#### [Work item]
Copy out the entries that follow exactly, leaving out the pictures.

#### [Data provided]
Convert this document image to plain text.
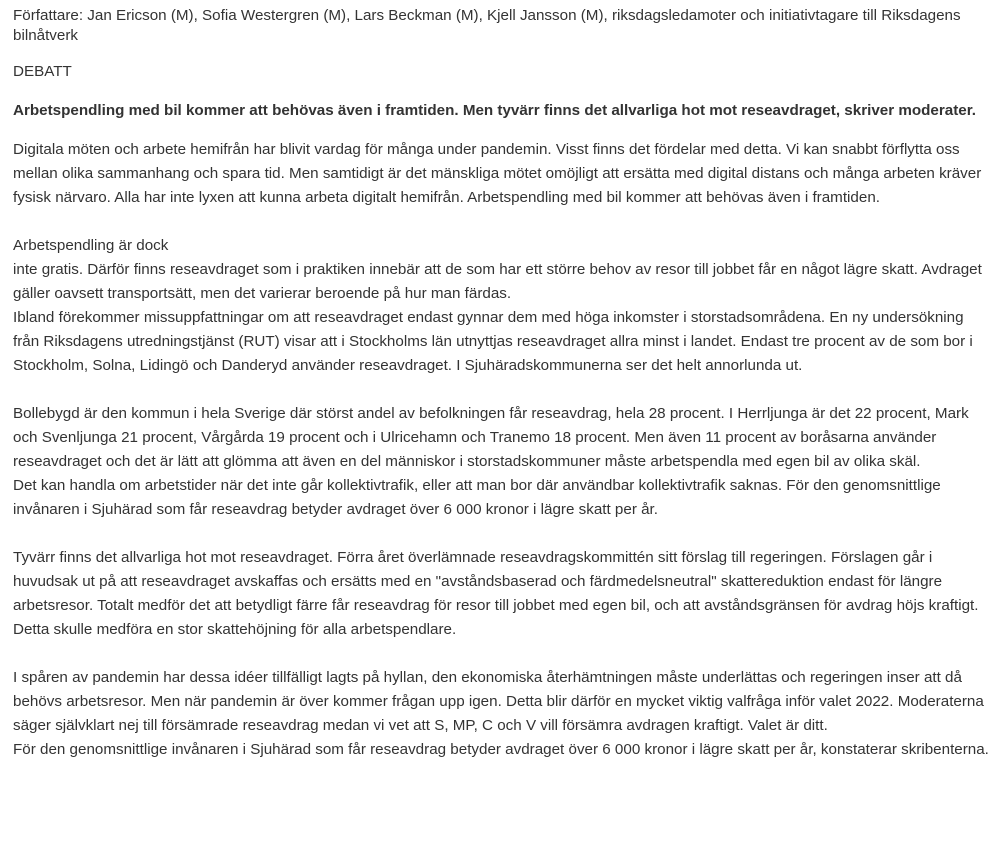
Författare: Jan Ericson (M), Sofia Westergren (M), Lars Beckman (M), Kjell Jansson (M), riksdagsledamoter och initiativtagare till Riksdagens bilnåtverk

DEBATT

Arbetspendling med bil kommer att behövas även i framtiden. Men tyvärr finns det allvarliga hot mot reseavdraget, skriver moderater.

Digitala möten och arbete hemifrån har blivit vardag för många under pandemin. Visst finns det fördelar med detta. Vi kan snabbt förflytta oss mellan olika sammanhang och spara tid. Men samtidigt är det mänskliga mötet omöjligt att ersätta med digital distans och många arbeten kräver fysisk närvaro. Alla har inte lyxen att kunna arbeta digitalt hemifrån. Arbetspendling med bil kommer att behövas även i framtiden.
Arbetspendling är dock
inte gratis. Därför finns reseavdraget som i praktiken innebär att de som har ett större behov av resor till jobbet får en något lägre skatt. Avdraget gäller oavsett transportsätt, men det varierar beroende på hur man färdas.
Ibland förekommer missuppfattningar om att reseavdraget endast gynnar dem med höga inkomster i storstadsområdena. En ny undersökning från Riksdagens utredningstjänst (RUT) visar att i Stockholms län utnyttjas reseavdraget allra minst i landet. Endast tre procent av de som bor i Stockholm, Solna, Lidingö och Danderyd använder reseavdraget. I Sjuhäradskommunerna ser det helt annorlunda ut.
Bollebygd är den kommun i hela Sverige där störst andel av befolkningen får reseavdrag, hela 28 procent. I Herrljunga är det 22 procent, Mark och Svenljunga 21 procent, Vårgårda 19 procent och i Ulricehamn och Tranemo 18 procent. Men även 11 procent av boråsarna använder reseavdraget och det är lätt att glömma att även en del människor i storstadskommuner måste arbetspendla med egen bil av olika skäl.
Det kan handla om arbetstider när det inte går kollektivtrafik, eller att man bor där användbar kollektivtrafik saknas. För den genomsnittlige invånaren i Sjuhärad som får reseavdrag betyder avdraget över 6 000 kronor i lägre skatt per år.
Tyvärr finns det allvarliga hot mot reseavdraget. Förra året överlämnade reseavdragskommittén sitt förslag till regeringen. Förslagen går i huvudsak ut på att reseavdraget avskaffas och ersätts med en "avståndsbaserad och färdmedelsneutral" skattereduktion endast för längre arbetsresor. Totalt medför det att betydligt färre får reseavdrag för resor till jobbet med egen bil, och att avståndsgränsen för avdrag höjs kraftigt. Detta skulle medföra en stor skattehöjning för alla arbetspendlare.
I spåren av pandemin har dessa idéer tillfälligt lagts på hyllan, den ekonomiska återhämtningen måste underlättas och regeringen inser att då behövs arbetsresor. Men när pandemin är över kommer frågan upp igen. Detta blir därför en mycket viktig valfråga inför valet 2022. Moderaterna säger självklart nej till försämrade reseavdrag medan vi vet att S, MP, C och V vill försämra avdragen kraftigt. Valet är ditt.
För den genomsnittlige invånaren i Sjuhärad som får reseavdrag betyder avdraget över 6 000 kronor i lägre skatt per år, konstaterar skribenterna.
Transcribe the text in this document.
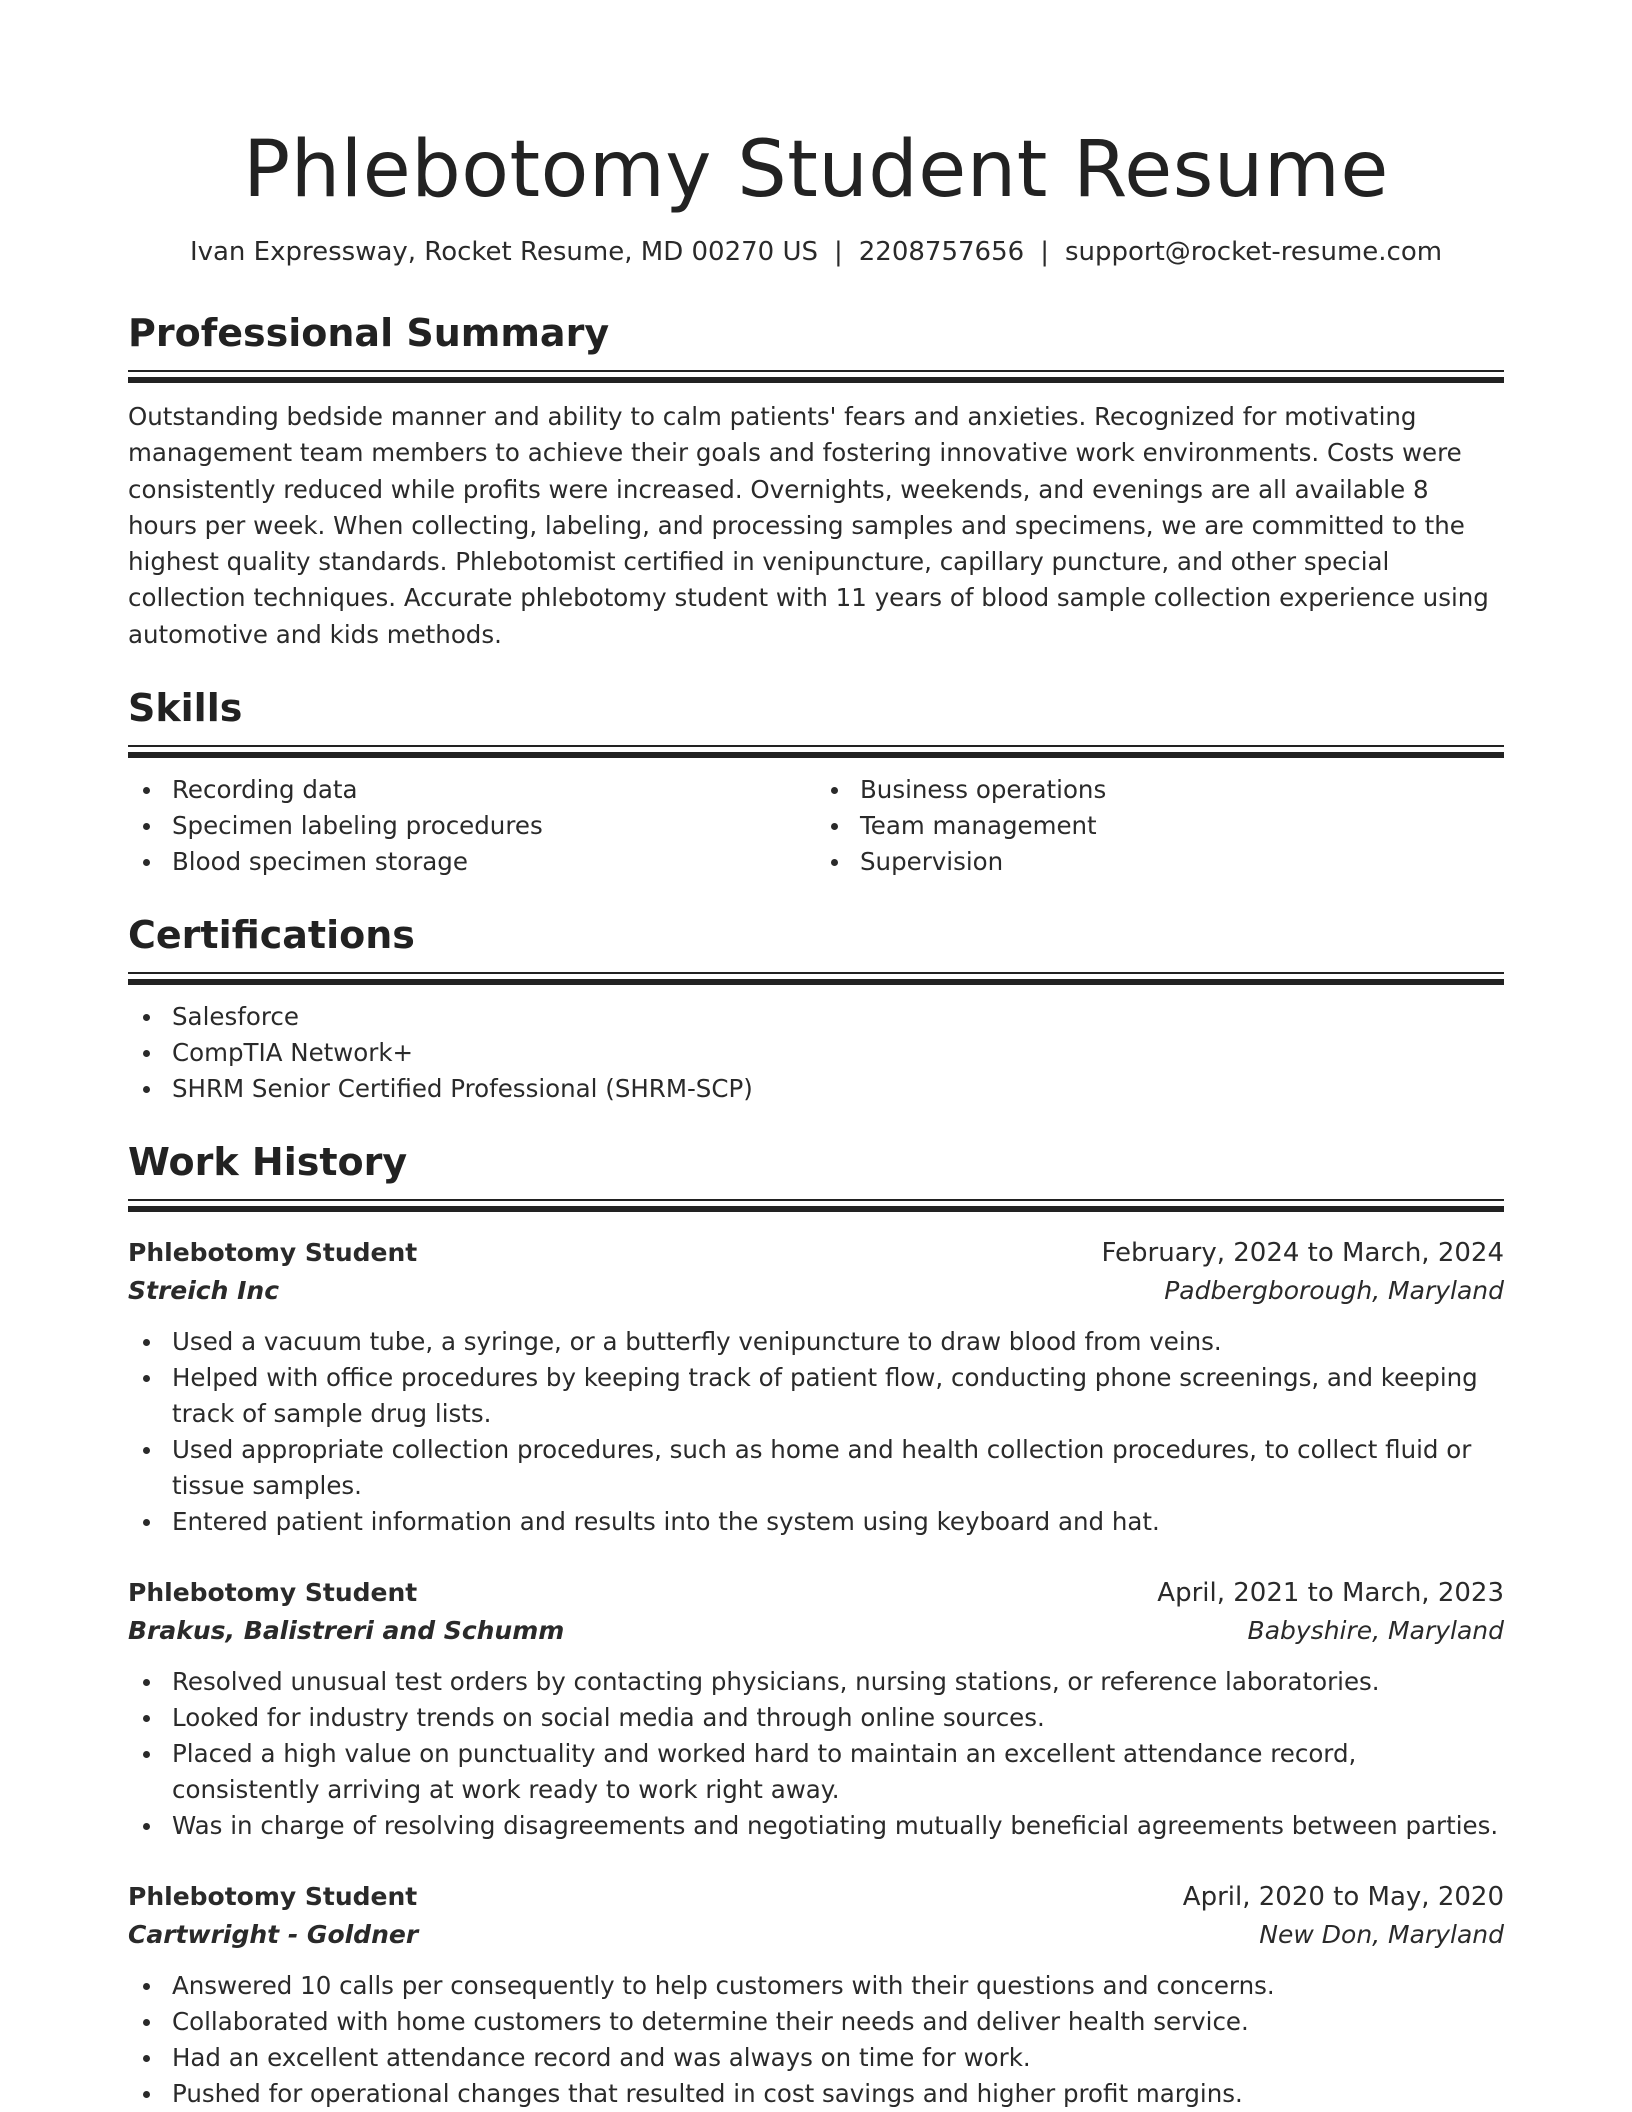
Phlebotomy Student Resume
Ivan Expressway, Rocket Resume, MD 00270 US | 2208757656 | support@rocket-resume.com
Professional Summary

Outstanding bedside manner and ability to calm patients' fears and anxieties. Recognized for motivating management team members to achieve their goals and fostering innovative work environments. Costs were consistently reduced while profits were increased. Overnights, weekends, and evenings are all available 8 hours per week. When collecting, labeling, and processing samples and specimens, we are committed to the highest quality standards. Phlebotomist certified in venipuncture, capillary puncture, and other special collection techniques. Accurate phlebotomy student with 11 years of blood sample collection experience using automotive and kids methods.

Skills
Recording data
Specimen labeling procedures
Blood specimen storage
Business operations
Team management
Supervision
Certifications
Salesforce
CompTIA Network+
SHRM Senior Certified Professional (SHRM-SCP)
Work History
Phlebotomy Student	February, 2024 to March, 2024
Streich Inc	Padbergborough, Maryland
Used a vacuum tube, a syringe, or a butterfly venipuncture to draw blood from veins.
Helped with office procedures by keeping track of patient flow, conducting phone screenings, and keeping track of sample drug lists.
Used appropriate collection procedures, such as home and health collection procedures, to collect fluid or tissue samples.
Entered patient information and results into the system using keyboard and hat.
Phlebotomy Student	April, 2021 to March, 2023
Brakus, Balistreri and Schumm	Babyshire, Maryland
Resolved unusual test orders by contacting physicians, nursing stations, or reference laboratories.
Looked for industry trends on social media and through online sources.
Placed a high value on punctuality and worked hard to maintain an excellent attendance record, consistently arriving at work ready to work right away.
Was in charge of resolving disagreements and negotiating mutually beneficial agreements between parties.
Phlebotomy Student	April, 2020 to May, 2020
Cartwright - Goldner	New Don, Maryland
Answered 10 calls per consequently to help customers with their questions and concerns.
Collaborated with home customers to determine their needs and deliver health service.
Had an excellent attendance record and was always on time for work.
Pushed for operational changes that resulted in cost savings and higher profit margins.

#### [Result below]
Convert this document image to plain text.
Författare: Jan Ericson (M), Sofia Westergren (M), Lars Beckman (M), Kjell Jansson (M), riksdagsledamoter och initiativtagare till Riksdagens bilnåtverk

DEBATT

Arbetspendling med bil kommer att behövas även i framtiden. Men tyvärr finns det allvarliga hot mot reseavdraget, skriver moderater.

Digitala möten och arbete hemifrån har blivit vardag för många under pandemin. Visst finns det fördelar med detta. Vi kan snabbt förflytta oss mellan olika sammanhang och spara tid. Men samtidigt är det mänskliga mötet omöjligt att ersätta med digital distans och många arbeten kräver fysisk närvaro. Alla har inte lyxen att kunna arbeta digitalt hemifrån. Arbetspendling med bil kommer att behövas även i framtiden.
Arbetspendling är dock
inte gratis. Därför finns reseavdraget som i praktiken innebär att de som har ett större behov av resor till jobbet får en något lägre skatt. Avdraget gäller oavsett transportsätt, men det varierar beroende på hur man färdas.
Ibland förekommer missuppfattningar om att reseavdraget endast gynnar dem med höga inkomster i storstadsområdena. En ny undersökning från Riksdagens utredningstjänst (RUT) visar att i Stockholms län utnyttjas reseavdraget allra minst i landet. Endast tre procent av de som bor i Stockholm, Solna, Lidingö och Danderyd använder reseavdraget. I Sjuhäradskommunerna ser det helt annorlunda ut.
Bollebygd är den kommun i hela Sverige där störst andel av befolkningen får reseavdrag, hela 28 procent. I Herrljunga är det 22 procent, Mark och Svenljunga 21 procent, Vårgårda 19 procent och i Ulricehamn och Tranemo 18 procent. Men även 11 procent av boråsarna använder reseavdraget och det är lätt att glömma att även en del människor i storstadskommuner måste arbetspendla med egen bil av olika skäl.
Det kan handla om arbetstider när det inte går kollektivtrafik, eller att man bor där användbar kollektivtrafik saknas. För den genomsnittlige invånaren i Sjuhärad som får reseavdrag betyder avdraget över 6 000 kronor i lägre skatt per år.
Tyvärr finns det allvarliga hot mot reseavdraget. Förra året överlämnade reseavdragskommittén sitt förslag till regeringen. Förslagen går i huvudsak ut på att reseavdraget avskaffas och ersätts med en "avståndsbaserad och färdmedelsneutral" skattereduktion endast för längre arbetsresor. Totalt medför det att betydligt färre får reseavdrag för resor till jobbet med egen bil, och att avståndsgränsen för avdrag höjs kraftigt. Detta skulle medföra en stor skattehöjning för alla arbetspendlare.
I spåren av pandemin har dessa idéer tillfälligt lagts på hyllan, den ekonomiska återhämtningen måste underlättas och regeringen inser att då behövs arbetsresor. Men när pandemin är över kommer frågan upp igen. Detta blir därför en mycket viktig valfråga inför valet 2022. Moderaterna säger självklart nej till försämrade reseavdrag medan vi vet att S, MP, C och V vill försämra avdragen kraftigt. Valet är ditt.
För den genomsnittlige invånaren i Sjuhärad som får reseavdrag betyder avdraget över 6 000 kronor i lägre skatt per år, konstaterar skribenterna.
Transcribe the text in this document.
Phlebotomy Student Resume
Ivan Expressway, Rocket Resume, MD 00270 US | 2208757656 | support@rocket-resume.com
Professional Summary

Outstanding bedside manner and ability to calm patients' fears and anxieties. Recognized for motivating management team members to achieve their goals and fostering innovative work environments. Costs were consistently reduced while profits were increased. Overnights, weekends, and evenings are all available 8 hours per week. When collecting, labeling, and processing samples and specimens, we are committed to the highest quality standards. Phlebotomist certified in venipuncture, capillary puncture, and other special collection techniques. Accurate phlebotomy student with 11 years of blood sample collection experience using automotive and kids methods.

Skills
Recording data
Specimen labeling procedures
Blood specimen storage
Business operations
Team management
Supervision
Certifications
Salesforce
CompTIA Network+
SHRM Senior Certified Professional (SHRM-SCP)
Work History
Phlebotomy Student	February, 2024 to March, 2024
Streich Inc	Padbergborough, Maryland
Used a vacuum tube, a syringe, or a butterfly venipuncture to draw blood from veins.
Helped with office procedures by keeping track of patient flow, conducting phone screenings, and keeping track of sample drug lists.
Used appropriate collection procedures, such as home and health collection procedures, to collect fluid or tissue samples.
Entered patient information and results into the system using keyboard and hat.
Phlebotomy Student	April, 2021 to March, 2023
Brakus, Balistreri and Schumm	Babyshire, Maryland
Resolved unusual test orders by contacting physicians, nursing stations, or reference laboratories.
Looked for industry trends on social media and through online sources.
Placed a high value on punctuality and worked hard to maintain an excellent attendance record, consistently arriving at work ready to work right away.
Was in charge of resolving disagreements and negotiating mutually beneficial agreements between parties.
Phlebotomy Student	April, 2020 to May, 2020
Cartwright - Goldner	New Don, Maryland
Answered 10 calls per consequently to help customers with their questions and concerns.
Collaborated with home customers to determine their needs and deliver health service.
Had an excellent attendance record and was always on time for work.
Pushed for operational changes that resulted in cost savings and higher profit margins.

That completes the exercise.